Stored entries
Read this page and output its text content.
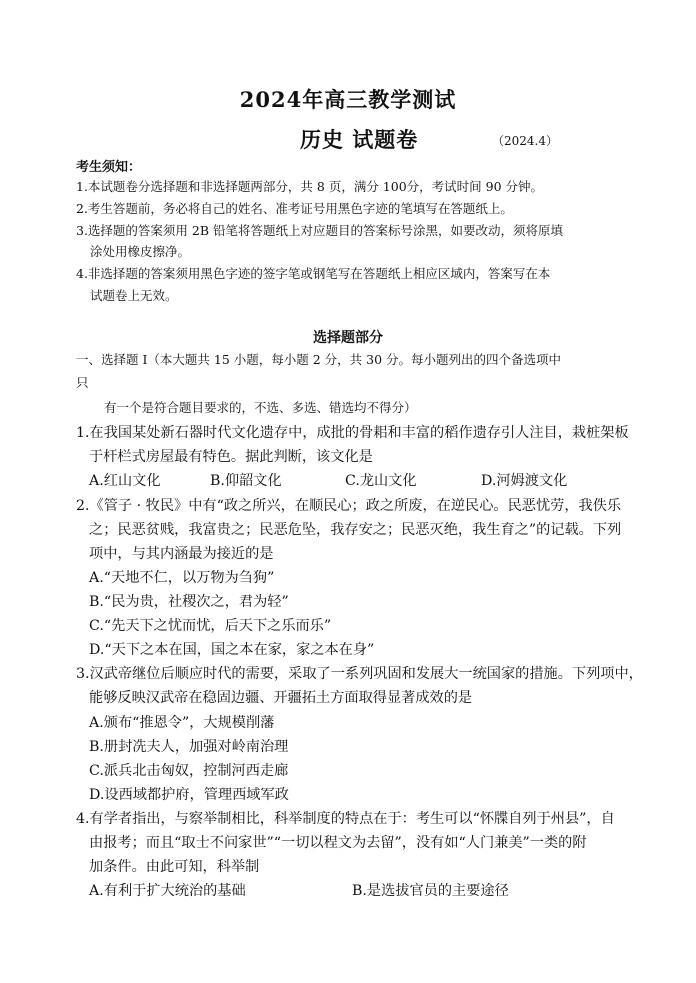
2024年高三教学测试
历史 试题卷	（2024.4）
考生须知：
1.本试题卷分选择题和非选择题两部分，共 8 页，满分 100分，考试时间 90 分钟。
2.考生答题前，务必将自己的姓名、准考证号用黑色字迹的笔填写在答题纸上。
3.选择题的答案须用 2B 铅笔将答题纸上对应题目的答案标号涂黑，如要改动，须将原填
涂处用橡皮擦净。
4.非选择题的答案须用黑色字迹的签字笔或钢笔写在答题纸上相应区域内，答案写在本
试题卷上无效。
选择题部分
一、选择题 Ⅰ（本大题共 15 小题，每小题 2 分，共 30 分。每小题列出的四个备选项中
只
有一个是符合题目要求的，不选、多选、错选均不得分）
1.在我国某处新石器时代文化遗存中，成批的骨耜和丰富的稻作遗存引人注目，栽桩架板
于杆栏式房屋最有特色。据此判断，该文化是
A.红山文化	B.仰韶文化	C.龙山文化	D.河姆渡文化
2.《管子 · 牧民》中有“政之所兴，在顺民心；政之所废，在逆民心。民恶忧劳，我佚乐
之；民恶贫贱，我富贵之；民恶危坠，我存安之；民恶灭绝，我生育之”的记载。下列
项中，与其内涵最为接近的是
A.“天地不仁，以万物为刍狗”
B.“民为贵，社稷次之，君为轻”
C.“先天下之忧而忧，后天下之乐而乐”
D.“天下之本在国，国之本在家，家之本在身”
3.汉武帝继位后顺应时代的需要，采取了一系列巩固和发展大一统国家的措施。下列项中，
能够反映汉武帝在稳固边疆、开疆拓土方面取得显著成效的是
A.颁布“推恩令”，大规模削藩
B.册封冼夫人，加强对岭南治理
C.派兵北击匈奴，控制河西走廊
D.设西域都护府，管理西域军政
4.有学者指出，与察举制相比，科举制度的特点在于：考生可以“怀牒自列于州县”，自
由报考；而且“取士不问家世”“一切以程文为去留”，没有如“人门兼美”一类的附
加条件。由此可知，科举制
A.有利于扩大统治的基础	B.是选拔官员的主要途径
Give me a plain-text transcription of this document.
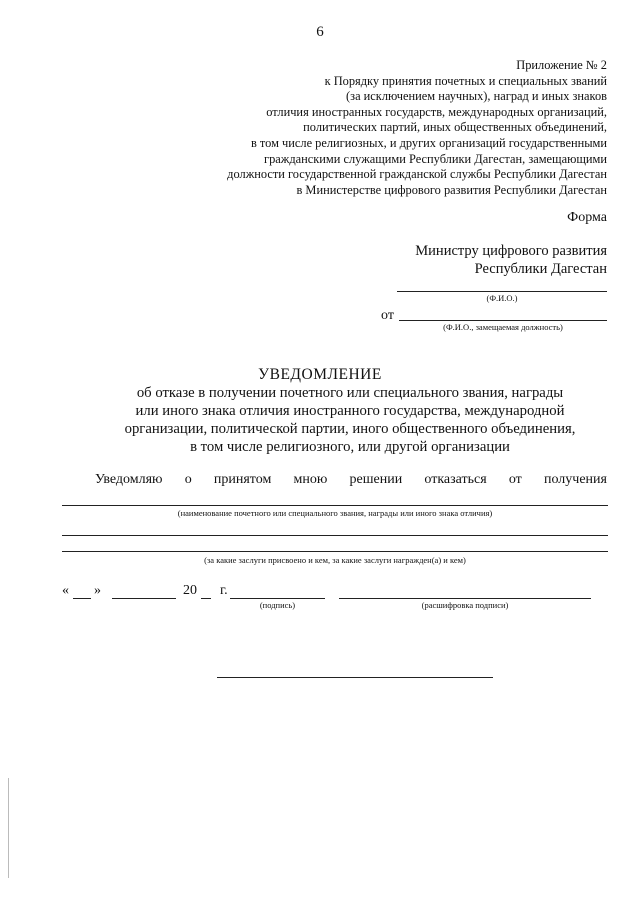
6
Приложение № 2
к Порядку принятия почетных и специальных званий
(за исключением научных), наград и иных знаков
отличия иностранных государств, международных организаций,
политических партий, иных общественных объединений,
в том числе религиозных, и других организаций государственными
гражданскими служащими Республики Дагестан, замещающими
должности государственной гражданской службы Республики Дагестан
в Министерстве цифрового развития Республики Дагестан
Форма
Министру цифрового развития
Республики Дагестан
(Ф.И.О.)
от
(Ф.И.О., замещаемая должность)
УВЕДОМЛЕНИЕ
об отказе в получении почетного или специального звания, награды
или иного знака отличия иностранного государства, международной
организации, политической партии, иного общественного объединения,
в том числе религиозного, или другой организации
Уведомляю о принятом мною решении отказаться от получения
(наименование почетного или специального звания, награды или иного знака отличия)
(за какие заслуги присвоено и кем, за какие заслуги награжден(а) и кем)
« »	20 г.
(подпись)	(расшифровка подписи)
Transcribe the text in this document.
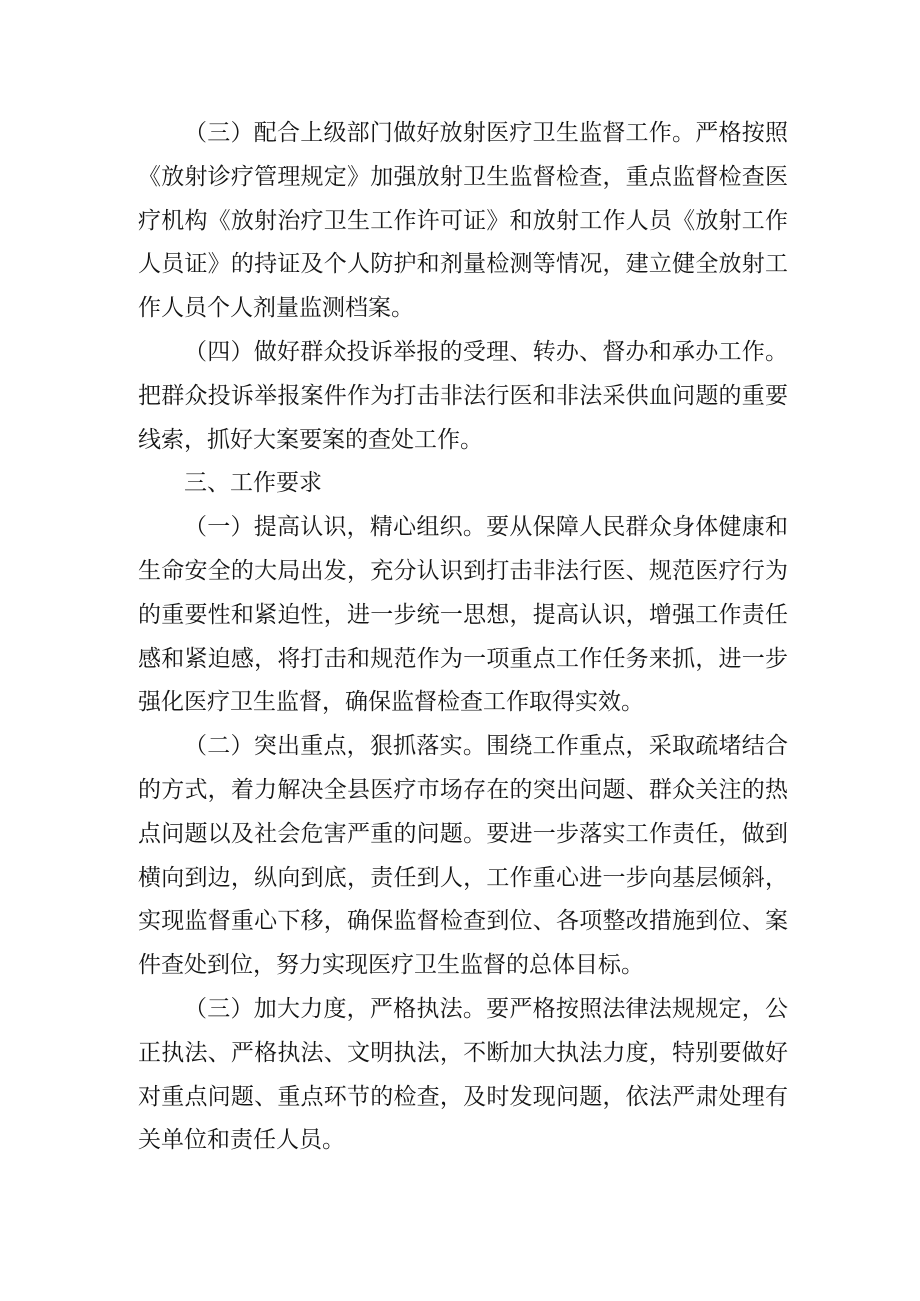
（三）配合上级部门做好放射医疗卫生监督工作。严格按照《放射诊疗管理规定》加强放射卫生监督检查，重点监督检查医疗机构《放射治疗卫生工作许可证》和放射工作人员《放射工作人员证》的持证及个人防护和剂量检测等情况，建立健全放射工作人员个人剂量监测档案。

（四）做好群众投诉举报的受理、转办、督办和承办工作。把群众投诉举报案件作为打击非法行医和非法采供血问题的重要线索，抓好大案要案的查处工作。

三、工作要求

（一）提高认识，精心组织。要从保障人民群众身体健康和生命安全的大局出发，充分认识到打击非法行医、规范医疗行为的重要性和紧迫性，进一步统一思想，提高认识，增强工作责任感和紧迫感，将打击和规范作为一项重点工作任务来抓，进一步强化医疗卫生监督，确保监督检查工作取得实效。

（二）突出重点，狠抓落实。围绕工作重点，采取疏堵结合的方式，着力解决全县医疗市场存在的突出问题、群众关注的热点问题以及社会危害严重的问题。要进一步落实工作责任，做到横向到边，纵向到底，责任到人，工作重心进一步向基层倾斜，实现监督重心下移，确保监督检查到位、各项整改措施到位、案件查处到位，努力实现医疗卫生监督的总体目标。

（三）加大力度，严格执法。要严格按照法律法规规定，公正执法、严格执法、文明执法，不断加大执法力度，特别要做好对重点问题、重点环节的检查，及时发现问题，依法严肃处理有关单位和责任人员。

(Do this) Print the records above exactly as they stand, but leave out the pictures.

(Worked solution)
Read this page and output its text content.
2024年高三教学测试
历史 试题卷	（2024.4）
考生须知：
1.本试题卷分选择题和非选择题两部分，共 8 页，满分 100分，考试时间 90 分钟。
2.考生答题前，务必将自己的姓名、准考证号用黑色字迹的笔填写在答题纸上。
3.选择题的答案须用 2B 铅笔将答题纸上对应题目的答案标号涂黑，如要改动，须将原填
涂处用橡皮擦净。
4.非选择题的答案须用黑色字迹的签字笔或钢笔写在答题纸上相应区域内，答案写在本
试题卷上无效。
选择题部分
一、选择题 Ⅰ（本大题共 15 小题，每小题 2 分，共 30 分。每小题列出的四个备选项中
只
有一个是符合题目要求的，不选、多选、错选均不得分）
1.在我国某处新石器时代文化遗存中，成批的骨耜和丰富的稻作遗存引人注目，栽桩架板
于杆栏式房屋最有特色。据此判断，该文化是
A.红山文化	B.仰韶文化	C.龙山文化	D.河姆渡文化
2.《管子 · 牧民》中有“政之所兴，在顺民心；政之所废，在逆民心。民恶忧劳，我佚乐
之；民恶贫贱，我富贵之；民恶危坠，我存安之；民恶灭绝，我生育之”的记载。下列
项中，与其内涵最为接近的是
A.“天地不仁，以万物为刍狗”
B.“民为贵，社稷次之，君为轻”
C.“先天下之忧而忧，后天下之乐而乐”
D.“天下之本在国，国之本在家，家之本在身”
3.汉武帝继位后顺应时代的需要，采取了一系列巩固和发展大一统国家的措施。下列项中，
能够反映汉武帝在稳固边疆、开疆拓土方面取得显著成效的是
A.颁布“推恩令”，大规模削藩
B.册封冼夫人，加强对岭南治理
C.派兵北击匈奴，控制河西走廊
D.设西域都护府，管理西域军政
4.有学者指出，与察举制相比，科举制度的特点在于：考生可以“怀牒自列于州县”，自
由报考；而且“取士不问家世”“一切以程文为去留”，没有如“人门兼美”一类的附
加条件。由此可知，科举制
A.有利于扩大统治的基础	B.是选拔官员的主要途径
Give me a plain-text transcription of this document.
6
Приложение № 2
к Порядку принятия почетных и специальных званий
(за исключением научных), наград и иных знаков
отличия иностранных государств, международных организаций,
политических партий, иных общественных объединений,
в том числе религиозных, и других организаций государственными
гражданскими служащими Республики Дагестан, замещающими
должности государственной гражданской службы Республики Дагестан
в Министерстве цифрового развития Республики Дагестан
Форма
Министру цифрового развития
Республики Дагестан
(Ф.И.О.)
от
(Ф.И.О., замещаемая должность)
УВЕДОМЛЕНИЕ
об отказе в получении почетного или специального звания, награды
или иного знака отличия иностранного государства, международной
организации, политической партии, иного общественного объединения,
в том числе религиозного, или другой организации
Уведомляю о принятом мною решении отказаться от получения
(наименование почетного или специального звания, награды или иного знака отличия)
(за какие заслуги присвоено и кем, за какие заслуги награжден(а) и кем)
« »	20 г.
(подпись)	(расшифровка подписи)
Transcribe the text in this document.
（三）配合上级部门做好放射医疗卫生监督工作。严格按照《放射诊疗管理规定》加强放射卫生监督检查，重点监督检查医疗机构《放射治疗卫生工作许可证》和放射工作人员《放射工作人员证》的持证及个人防护和剂量检测等情况，建立健全放射工作人员个人剂量监测档案。

（四）做好群众投诉举报的受理、转办、督办和承办工作。把群众投诉举报案件作为打击非法行医和非法采供血问题的重要线索，抓好大案要案的查处工作。

三、工作要求

（一）提高认识，精心组织。要从保障人民群众身体健康和生命安全的大局出发，充分认识到打击非法行医、规范医疗行为的重要性和紧迫性，进一步统一思想，提高认识，增强工作责任感和紧迫感，将打击和规范作为一项重点工作任务来抓，进一步强化医疗卫生监督，确保监督检查工作取得实效。

（二）突出重点，狠抓落实。围绕工作重点，采取疏堵结合的方式，着力解决全县医疗市场存在的突出问题、群众关注的热点问题以及社会危害严重的问题。要进一步落实工作责任，做到横向到边，纵向到底，责任到人，工作重心进一步向基层倾斜，实现监督重心下移，确保监督检查到位、各项整改措施到位、案件查处到位，努力实现医疗卫生监督的总体目标。

（三）加大力度，严格执法。要严格按照法律法规规定，公正执法、严格执法、文明执法，不断加大执法力度，特别要做好对重点问题、重点环节的检查，及时发现问题，依法严肃处理有关单位和责任人员。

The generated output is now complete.